> [Instructions for the task] Extract every line that includes the string "should".

> [Materials provided]

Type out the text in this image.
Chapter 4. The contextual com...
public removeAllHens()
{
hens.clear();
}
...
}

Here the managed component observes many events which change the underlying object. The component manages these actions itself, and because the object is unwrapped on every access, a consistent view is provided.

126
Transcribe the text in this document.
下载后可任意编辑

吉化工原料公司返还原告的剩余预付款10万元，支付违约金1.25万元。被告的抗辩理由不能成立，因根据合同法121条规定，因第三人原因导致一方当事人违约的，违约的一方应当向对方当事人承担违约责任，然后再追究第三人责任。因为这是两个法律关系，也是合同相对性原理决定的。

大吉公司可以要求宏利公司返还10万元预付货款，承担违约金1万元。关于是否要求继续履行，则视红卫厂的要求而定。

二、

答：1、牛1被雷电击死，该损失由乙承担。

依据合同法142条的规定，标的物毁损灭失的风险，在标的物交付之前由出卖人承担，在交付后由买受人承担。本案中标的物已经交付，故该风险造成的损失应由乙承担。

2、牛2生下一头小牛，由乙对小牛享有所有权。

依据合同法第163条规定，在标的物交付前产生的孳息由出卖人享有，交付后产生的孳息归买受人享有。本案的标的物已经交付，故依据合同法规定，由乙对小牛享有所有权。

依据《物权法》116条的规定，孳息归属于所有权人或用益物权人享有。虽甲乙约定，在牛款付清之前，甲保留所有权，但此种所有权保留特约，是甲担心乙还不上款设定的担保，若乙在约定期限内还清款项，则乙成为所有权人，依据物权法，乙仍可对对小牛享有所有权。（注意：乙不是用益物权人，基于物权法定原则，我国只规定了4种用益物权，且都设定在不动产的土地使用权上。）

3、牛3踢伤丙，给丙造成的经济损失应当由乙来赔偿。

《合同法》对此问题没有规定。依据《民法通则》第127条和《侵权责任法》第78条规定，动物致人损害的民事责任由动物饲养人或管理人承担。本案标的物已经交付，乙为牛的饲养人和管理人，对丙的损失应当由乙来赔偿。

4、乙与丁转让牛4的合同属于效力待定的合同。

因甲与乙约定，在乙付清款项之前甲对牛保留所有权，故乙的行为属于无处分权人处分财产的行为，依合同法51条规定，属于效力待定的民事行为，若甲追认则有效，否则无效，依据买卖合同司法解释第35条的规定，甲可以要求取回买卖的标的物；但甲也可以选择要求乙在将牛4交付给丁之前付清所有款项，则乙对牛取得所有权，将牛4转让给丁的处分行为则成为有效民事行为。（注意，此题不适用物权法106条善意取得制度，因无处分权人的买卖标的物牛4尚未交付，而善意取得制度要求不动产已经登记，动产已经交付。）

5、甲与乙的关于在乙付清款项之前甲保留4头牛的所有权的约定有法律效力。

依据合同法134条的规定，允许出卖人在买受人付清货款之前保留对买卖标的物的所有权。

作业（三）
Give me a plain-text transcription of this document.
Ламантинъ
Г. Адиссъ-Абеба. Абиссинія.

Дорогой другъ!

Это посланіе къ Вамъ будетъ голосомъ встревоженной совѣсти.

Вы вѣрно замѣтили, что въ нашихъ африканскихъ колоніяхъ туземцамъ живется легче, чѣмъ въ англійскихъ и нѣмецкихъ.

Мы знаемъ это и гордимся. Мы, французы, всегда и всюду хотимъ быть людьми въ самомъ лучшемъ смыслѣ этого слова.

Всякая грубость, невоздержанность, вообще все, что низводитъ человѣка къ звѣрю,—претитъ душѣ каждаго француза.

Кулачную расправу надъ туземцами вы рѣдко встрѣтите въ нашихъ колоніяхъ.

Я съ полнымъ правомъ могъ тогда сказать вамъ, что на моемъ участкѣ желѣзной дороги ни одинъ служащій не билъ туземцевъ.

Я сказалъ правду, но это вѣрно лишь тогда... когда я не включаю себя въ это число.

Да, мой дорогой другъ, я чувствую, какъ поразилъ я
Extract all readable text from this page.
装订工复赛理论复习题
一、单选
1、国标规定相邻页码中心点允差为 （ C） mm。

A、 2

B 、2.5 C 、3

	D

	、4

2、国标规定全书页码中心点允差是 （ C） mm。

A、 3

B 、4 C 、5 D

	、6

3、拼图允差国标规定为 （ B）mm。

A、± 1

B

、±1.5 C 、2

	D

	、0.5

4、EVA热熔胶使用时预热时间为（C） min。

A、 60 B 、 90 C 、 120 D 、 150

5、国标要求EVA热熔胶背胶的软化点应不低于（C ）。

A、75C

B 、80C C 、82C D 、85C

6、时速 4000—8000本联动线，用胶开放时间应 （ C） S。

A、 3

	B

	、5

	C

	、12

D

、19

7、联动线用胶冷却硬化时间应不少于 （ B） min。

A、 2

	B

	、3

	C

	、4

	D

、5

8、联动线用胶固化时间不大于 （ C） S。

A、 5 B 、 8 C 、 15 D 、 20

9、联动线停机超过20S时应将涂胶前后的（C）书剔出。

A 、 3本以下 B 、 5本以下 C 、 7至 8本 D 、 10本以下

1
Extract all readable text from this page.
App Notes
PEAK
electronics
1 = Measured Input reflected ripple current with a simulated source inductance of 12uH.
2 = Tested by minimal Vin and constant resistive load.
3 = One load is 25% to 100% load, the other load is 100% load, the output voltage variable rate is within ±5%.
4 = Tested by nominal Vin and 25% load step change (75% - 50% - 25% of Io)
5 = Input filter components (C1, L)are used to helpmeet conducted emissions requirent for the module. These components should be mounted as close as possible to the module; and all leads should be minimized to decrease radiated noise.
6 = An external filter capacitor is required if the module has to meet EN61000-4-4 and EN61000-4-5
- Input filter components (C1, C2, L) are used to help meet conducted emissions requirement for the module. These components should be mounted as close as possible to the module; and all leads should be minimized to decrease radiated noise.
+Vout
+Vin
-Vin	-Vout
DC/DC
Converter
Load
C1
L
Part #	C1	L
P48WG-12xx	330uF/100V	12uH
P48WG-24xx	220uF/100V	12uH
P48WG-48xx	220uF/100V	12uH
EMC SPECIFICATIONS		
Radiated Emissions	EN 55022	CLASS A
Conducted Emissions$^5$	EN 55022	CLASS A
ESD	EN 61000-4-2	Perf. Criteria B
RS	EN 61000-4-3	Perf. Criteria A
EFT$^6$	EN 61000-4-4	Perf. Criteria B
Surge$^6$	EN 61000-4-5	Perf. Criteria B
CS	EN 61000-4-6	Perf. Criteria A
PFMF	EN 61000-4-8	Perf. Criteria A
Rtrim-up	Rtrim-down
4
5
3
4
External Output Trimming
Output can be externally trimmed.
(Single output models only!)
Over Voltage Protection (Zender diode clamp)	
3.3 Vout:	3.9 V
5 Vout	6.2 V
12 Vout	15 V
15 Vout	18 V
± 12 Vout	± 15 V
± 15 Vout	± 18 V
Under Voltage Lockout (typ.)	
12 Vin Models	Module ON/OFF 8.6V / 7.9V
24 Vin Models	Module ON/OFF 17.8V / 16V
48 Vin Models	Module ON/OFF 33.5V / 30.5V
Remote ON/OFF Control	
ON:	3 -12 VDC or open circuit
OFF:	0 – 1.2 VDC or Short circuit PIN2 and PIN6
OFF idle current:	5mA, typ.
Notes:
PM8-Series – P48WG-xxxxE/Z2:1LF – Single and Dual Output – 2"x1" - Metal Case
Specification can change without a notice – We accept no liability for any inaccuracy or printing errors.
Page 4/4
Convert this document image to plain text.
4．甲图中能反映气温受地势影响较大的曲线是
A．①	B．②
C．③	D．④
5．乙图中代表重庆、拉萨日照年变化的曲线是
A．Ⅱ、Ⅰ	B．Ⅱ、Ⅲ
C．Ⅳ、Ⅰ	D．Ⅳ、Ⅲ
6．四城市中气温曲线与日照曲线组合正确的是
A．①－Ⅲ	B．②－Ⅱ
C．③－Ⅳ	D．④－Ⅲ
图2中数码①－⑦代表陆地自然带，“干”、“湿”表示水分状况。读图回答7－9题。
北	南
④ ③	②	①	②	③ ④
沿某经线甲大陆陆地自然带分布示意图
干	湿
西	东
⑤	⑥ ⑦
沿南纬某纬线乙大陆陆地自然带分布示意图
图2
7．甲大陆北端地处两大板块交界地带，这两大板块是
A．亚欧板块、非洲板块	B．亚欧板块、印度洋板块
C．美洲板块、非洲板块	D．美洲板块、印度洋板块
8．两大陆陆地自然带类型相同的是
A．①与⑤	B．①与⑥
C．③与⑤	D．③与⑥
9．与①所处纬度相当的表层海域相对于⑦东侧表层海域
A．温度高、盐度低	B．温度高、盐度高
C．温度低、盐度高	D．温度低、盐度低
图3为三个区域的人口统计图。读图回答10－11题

> [Final answer]
5 = Input filter components (C1, L)are used to helpmeet conducted emissions requirent for the module. These components should be mounted as close as possible to the module; and all leads should be minimized to decrease radiated noise.
- Input filter components (C1, C2, L) are used to help meet conducted emissions requirement for the module. These components should be mounted as close as possible to the module; and all leads should be minimized to decrease radiated noise.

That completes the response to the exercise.